Work to complete
Copy the data precisely, keeping every character.

Provided material
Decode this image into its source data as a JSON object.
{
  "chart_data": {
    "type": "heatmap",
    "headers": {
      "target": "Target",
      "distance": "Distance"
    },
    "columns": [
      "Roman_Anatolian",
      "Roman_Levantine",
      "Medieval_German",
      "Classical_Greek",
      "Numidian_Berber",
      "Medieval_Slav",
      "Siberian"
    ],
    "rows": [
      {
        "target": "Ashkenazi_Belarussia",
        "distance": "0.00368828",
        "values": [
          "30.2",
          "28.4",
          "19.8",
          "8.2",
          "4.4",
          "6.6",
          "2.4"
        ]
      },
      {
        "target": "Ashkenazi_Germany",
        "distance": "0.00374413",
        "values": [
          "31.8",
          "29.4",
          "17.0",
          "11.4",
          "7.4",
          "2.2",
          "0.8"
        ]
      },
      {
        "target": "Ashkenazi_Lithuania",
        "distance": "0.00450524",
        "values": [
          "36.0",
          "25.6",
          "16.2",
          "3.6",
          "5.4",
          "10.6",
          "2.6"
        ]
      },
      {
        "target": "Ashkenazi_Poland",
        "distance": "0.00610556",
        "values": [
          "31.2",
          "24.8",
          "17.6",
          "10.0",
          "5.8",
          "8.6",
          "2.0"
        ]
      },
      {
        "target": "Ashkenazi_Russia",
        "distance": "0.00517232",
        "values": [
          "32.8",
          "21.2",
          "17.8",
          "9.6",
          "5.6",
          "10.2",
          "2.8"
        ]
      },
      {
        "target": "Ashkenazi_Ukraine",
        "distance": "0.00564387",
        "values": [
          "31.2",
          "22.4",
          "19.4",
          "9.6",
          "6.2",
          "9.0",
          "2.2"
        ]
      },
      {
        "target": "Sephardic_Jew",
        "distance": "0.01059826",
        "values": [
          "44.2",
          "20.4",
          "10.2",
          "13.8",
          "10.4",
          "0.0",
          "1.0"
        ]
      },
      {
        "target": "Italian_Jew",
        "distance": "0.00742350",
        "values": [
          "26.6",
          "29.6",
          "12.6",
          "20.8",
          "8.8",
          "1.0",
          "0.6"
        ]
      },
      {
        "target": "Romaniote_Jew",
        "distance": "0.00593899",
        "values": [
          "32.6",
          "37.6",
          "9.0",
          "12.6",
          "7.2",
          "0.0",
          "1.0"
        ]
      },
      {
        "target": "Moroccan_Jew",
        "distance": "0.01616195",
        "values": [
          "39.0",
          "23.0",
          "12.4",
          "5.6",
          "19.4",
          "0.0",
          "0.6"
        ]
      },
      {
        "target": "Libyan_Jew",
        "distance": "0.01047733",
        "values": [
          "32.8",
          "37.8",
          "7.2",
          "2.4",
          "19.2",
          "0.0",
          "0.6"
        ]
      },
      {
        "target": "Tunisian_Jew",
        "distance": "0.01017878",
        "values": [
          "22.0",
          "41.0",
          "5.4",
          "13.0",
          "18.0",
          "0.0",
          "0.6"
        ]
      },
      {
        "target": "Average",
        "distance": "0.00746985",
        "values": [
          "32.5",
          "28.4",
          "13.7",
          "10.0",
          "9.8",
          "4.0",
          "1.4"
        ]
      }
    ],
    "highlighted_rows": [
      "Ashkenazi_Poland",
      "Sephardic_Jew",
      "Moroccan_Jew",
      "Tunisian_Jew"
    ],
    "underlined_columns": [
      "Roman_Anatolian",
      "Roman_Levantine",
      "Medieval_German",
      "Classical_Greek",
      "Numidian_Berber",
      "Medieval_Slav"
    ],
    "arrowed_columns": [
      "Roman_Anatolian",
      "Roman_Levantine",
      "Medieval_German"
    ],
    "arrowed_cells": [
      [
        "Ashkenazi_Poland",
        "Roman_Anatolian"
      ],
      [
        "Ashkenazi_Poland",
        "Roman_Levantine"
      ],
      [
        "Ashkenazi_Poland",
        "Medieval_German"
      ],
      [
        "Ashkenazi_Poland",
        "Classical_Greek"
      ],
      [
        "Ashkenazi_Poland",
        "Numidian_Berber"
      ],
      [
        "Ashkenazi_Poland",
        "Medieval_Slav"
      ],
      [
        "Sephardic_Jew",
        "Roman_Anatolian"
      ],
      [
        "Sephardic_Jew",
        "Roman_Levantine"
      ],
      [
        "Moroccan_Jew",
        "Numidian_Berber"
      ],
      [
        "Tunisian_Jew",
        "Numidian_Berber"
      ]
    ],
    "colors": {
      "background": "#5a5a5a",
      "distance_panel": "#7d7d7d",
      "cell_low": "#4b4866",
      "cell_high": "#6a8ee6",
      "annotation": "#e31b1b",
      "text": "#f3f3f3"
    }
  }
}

The reply
Decode this image into its source data as a JSON object.
{
  "chart_data": {
    "type": "heatmap",
    "headers": {
      "target": "Target",
      "distance": "Distance"
    },
    "columns": [
      "Roman_Anatolian",
      "Roman_Levantine",
      "Medieval_German",
      "Classical_Greek",
      "Numidian_Berber",
      "Medieval_Slav",
      "Siberian"
    ],
    "rows": [
      {
        "target": "Ashkenazi_Belarussia",
        "distance": "0.00368828",
        "values": [
          "30.2",
          "28.4",
          "19.8",
          "8.2",
          "4.4",
          "6.6",
          "2.4"
        ]
      },
      {
        "target": "Ashkenazi_Germany",
        "distance": "0.00374413",
        "values": [
          "31.8",
          "29.4",
          "17.0",
          "11.4",
          "7.4",
          "2.2",
          "0.8"
        ]
      },
      {
        "target": "Ashkenazi_Lithuania",
        "distance": "0.00450524",
        "values": [
          "36.0",
          "25.6",
          "16.2",
          "3.6",
          "5.4",
          "10.6",
          "2.6"
        ]
      },
      {
        "target": "Ashkenazi_Poland",
        "distance": "0.00610556",
        "values": [
          "31.2",
          "24.8",
          "17.6",
          "10.0",
          "5.8",
          "8.6",
          "2.0"
        ]
      },
      {
        "target": "Ashkenazi_Russia",
        "distance": "0.00517232",
        "values": [
          "32.8",
          "21.2",
          "17.8",
          "9.6",
          "5.6",
          "10.2",
          "2.8"
        ]
      },
      {
        "target": "Ashkenazi_Ukraine",
        "distance": "0.00564387",
        "values": [
          "31.2",
          "22.4",
          "19.4",
          "9.6",
          "6.2",
          "9.0",
          "2.2"
        ]
      },
      {
        "target": "Sephardic_Jew",
        "distance": "0.01059826",
        "values": [
          "44.2",
          "20.4",
          "10.2",
          "13.8",
          "10.4",
          "0.0",
          "1.0"
        ]
      },
      {
        "target": "Italian_Jew",
        "distance": "0.00742350",
        "values": [
          "26.6",
          "29.6",
          "12.6",
          "20.8",
          "8.8",
          "1.0",
          "0.6"
        ]
      },
      {
        "target": "Romaniote_Jew",
        "distance": "0.00593899",
        "values": [
          "32.6",
          "37.6",
          "9.0",
          "12.6",
          "7.2",
          "0.0",
          "1.0"
        ]
      },
      {
        "target": "Moroccan_Jew",
        "distance": "0.01616195",
        "values": [
          "39.0",
          "23.0",
          "12.4",
          "5.6",
          "19.4",
          "0.0",
          "0.6"
        ]
      },
      {
        "target": "Libyan_Jew",
        "distance": "0.01047733",
        "values": [
          "32.8",
          "37.8",
          "7.2",
          "2.4",
          "19.2",
          "0.0",
          "0.6"
        ]
      },
      {
        "target": "Tunisian_Jew",
        "distance": "0.01017878",
        "values": [
          "22.0",
          "41.0",
          "5.4",
          "13.0",
          "18.0",
          "0.0",
          "0.6"
        ]
      },
      {
        "target": "Average",
        "distance": "0.00746985",
        "values": [
          "32.5",
          "28.4",
          "13.7",
          "10.0",
          "9.8",
          "4.0",
          "1.4"
        ]
      }
    ],
    "highlighted_rows": [
      "Ashkenazi_Poland",
      "Sephardic_Jew",
      "Moroccan_Jew",
      "Tunisian_Jew"
    ],
    "underlined_columns": [
      "Roman_Anatolian",
      "Roman_Levantine",
      "Medieval_German",
      "Classical_Greek",
      "Numidian_Berber",
      "Medieval_Slav"
    ],
    "arrowed_columns": [
      "Roman_Anatolian",
      "Roman_Levantine",
      "Medieval_German"
    ],
    "arrowed_cells": [
      [
        "Ashkenazi_Poland",
        "Roman_Anatolian"
      ],
      [
        "Ashkenazi_Poland",
        "Roman_Levantine"
      ],
      [
        "Ashkenazi_Poland",
        "Medieval_German"
      ],
      [
        "Ashkenazi_Poland",
        "Classical_Greek"
      ],
      [
        "Ashkenazi_Poland",
        "Numidian_Berber"
      ],
      [
        "Ashkenazi_Poland",
        "Medieval_Slav"
      ],
      [
        "Sephardic_Jew",
        "Roman_Anatolian"
      ],
      [
        "Sephardic_Jew",
        "Roman_Levantine"
      ],
      [
        "Moroccan_Jew",
        "Numidian_Berber"
      ],
      [
        "Tunisian_Jew",
        "Numidian_Berber"
      ]
    ],
    "colors": {
      "background": "#5a5a5a",
      "distance_panel": "#7d7d7d",
      "cell_low": "#4b4866",
      "cell_high": "#6a8ee6",
      "annotation": "#e31b1b",
      "text": "#f3f3f3"
    }
  }
}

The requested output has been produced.